• _Task statement_
Wherever the string "Reading" appears in a line, extract that line.

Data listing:
•••••

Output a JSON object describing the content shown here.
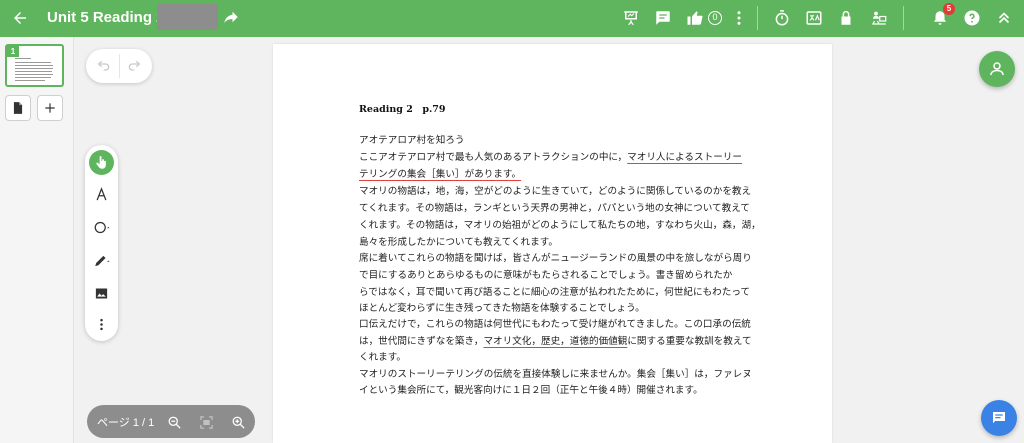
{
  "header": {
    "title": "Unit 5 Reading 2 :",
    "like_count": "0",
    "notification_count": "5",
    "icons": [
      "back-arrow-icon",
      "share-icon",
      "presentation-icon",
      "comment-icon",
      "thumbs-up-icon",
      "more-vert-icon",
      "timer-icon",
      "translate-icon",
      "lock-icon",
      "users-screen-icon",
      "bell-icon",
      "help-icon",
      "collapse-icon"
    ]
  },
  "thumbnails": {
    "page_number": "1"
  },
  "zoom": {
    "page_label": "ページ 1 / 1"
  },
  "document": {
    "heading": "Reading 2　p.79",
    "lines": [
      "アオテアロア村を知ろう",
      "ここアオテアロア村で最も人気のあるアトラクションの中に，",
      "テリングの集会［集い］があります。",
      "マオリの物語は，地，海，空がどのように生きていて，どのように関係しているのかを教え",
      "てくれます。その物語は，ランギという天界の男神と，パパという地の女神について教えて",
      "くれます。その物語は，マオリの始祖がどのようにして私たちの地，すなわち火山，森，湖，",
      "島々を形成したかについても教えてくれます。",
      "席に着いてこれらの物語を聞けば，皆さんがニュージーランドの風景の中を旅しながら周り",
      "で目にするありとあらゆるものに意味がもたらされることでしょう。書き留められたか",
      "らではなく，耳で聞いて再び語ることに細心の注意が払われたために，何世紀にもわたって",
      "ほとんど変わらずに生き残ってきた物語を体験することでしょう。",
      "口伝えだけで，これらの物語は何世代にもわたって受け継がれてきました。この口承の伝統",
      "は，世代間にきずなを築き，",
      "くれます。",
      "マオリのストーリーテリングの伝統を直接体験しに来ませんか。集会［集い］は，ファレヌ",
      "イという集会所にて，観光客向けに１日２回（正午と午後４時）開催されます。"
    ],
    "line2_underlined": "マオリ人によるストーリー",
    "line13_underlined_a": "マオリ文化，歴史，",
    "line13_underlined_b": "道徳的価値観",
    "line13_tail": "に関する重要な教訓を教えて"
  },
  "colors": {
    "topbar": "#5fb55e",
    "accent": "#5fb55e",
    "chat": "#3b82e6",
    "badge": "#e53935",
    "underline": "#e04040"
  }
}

•••••

• _Result for this task_
    "title": "Unit 5 Reading 2 :",
    "heading": "Reading 2　p.79",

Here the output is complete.